Recorded information:
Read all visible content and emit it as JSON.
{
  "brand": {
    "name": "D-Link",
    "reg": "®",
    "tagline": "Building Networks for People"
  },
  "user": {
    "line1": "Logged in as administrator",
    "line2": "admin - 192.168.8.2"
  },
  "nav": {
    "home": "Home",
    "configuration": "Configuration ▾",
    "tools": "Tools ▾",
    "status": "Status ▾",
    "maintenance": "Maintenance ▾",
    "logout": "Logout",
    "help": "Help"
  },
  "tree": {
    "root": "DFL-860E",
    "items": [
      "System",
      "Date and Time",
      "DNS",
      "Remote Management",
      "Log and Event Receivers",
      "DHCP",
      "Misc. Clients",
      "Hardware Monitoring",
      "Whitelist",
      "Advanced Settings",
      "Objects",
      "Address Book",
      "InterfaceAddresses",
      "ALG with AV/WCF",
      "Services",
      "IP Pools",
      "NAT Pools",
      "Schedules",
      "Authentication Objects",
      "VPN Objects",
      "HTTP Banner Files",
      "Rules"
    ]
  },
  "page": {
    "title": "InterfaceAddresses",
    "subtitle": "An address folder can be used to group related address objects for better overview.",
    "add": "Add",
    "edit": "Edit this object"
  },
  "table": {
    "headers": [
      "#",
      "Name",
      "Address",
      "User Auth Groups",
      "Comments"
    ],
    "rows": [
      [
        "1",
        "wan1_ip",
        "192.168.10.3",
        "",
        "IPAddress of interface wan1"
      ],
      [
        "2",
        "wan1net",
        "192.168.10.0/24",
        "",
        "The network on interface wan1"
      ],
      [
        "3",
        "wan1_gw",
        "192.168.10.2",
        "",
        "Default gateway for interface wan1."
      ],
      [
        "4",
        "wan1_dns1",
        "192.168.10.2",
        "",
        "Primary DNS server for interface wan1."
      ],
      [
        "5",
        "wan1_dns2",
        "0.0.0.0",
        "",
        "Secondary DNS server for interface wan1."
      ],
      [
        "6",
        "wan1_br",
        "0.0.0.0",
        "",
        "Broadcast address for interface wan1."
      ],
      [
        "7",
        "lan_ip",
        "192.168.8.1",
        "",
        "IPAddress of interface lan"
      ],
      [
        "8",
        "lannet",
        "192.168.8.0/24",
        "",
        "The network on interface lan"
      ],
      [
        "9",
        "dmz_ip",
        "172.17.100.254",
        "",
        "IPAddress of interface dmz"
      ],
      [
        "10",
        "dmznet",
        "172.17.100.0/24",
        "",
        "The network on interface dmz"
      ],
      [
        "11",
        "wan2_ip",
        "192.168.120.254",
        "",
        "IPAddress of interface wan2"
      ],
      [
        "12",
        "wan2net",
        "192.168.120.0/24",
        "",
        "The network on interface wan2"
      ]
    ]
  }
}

What needs to be done: Every line in the data that holds "IPAddress" should be copied out.

The reply:
        "IPAddress of interface wan1"
        "IPAddress of interface lan"
        "IPAddress of interface dmz"
        "IPAddress of interface wan2"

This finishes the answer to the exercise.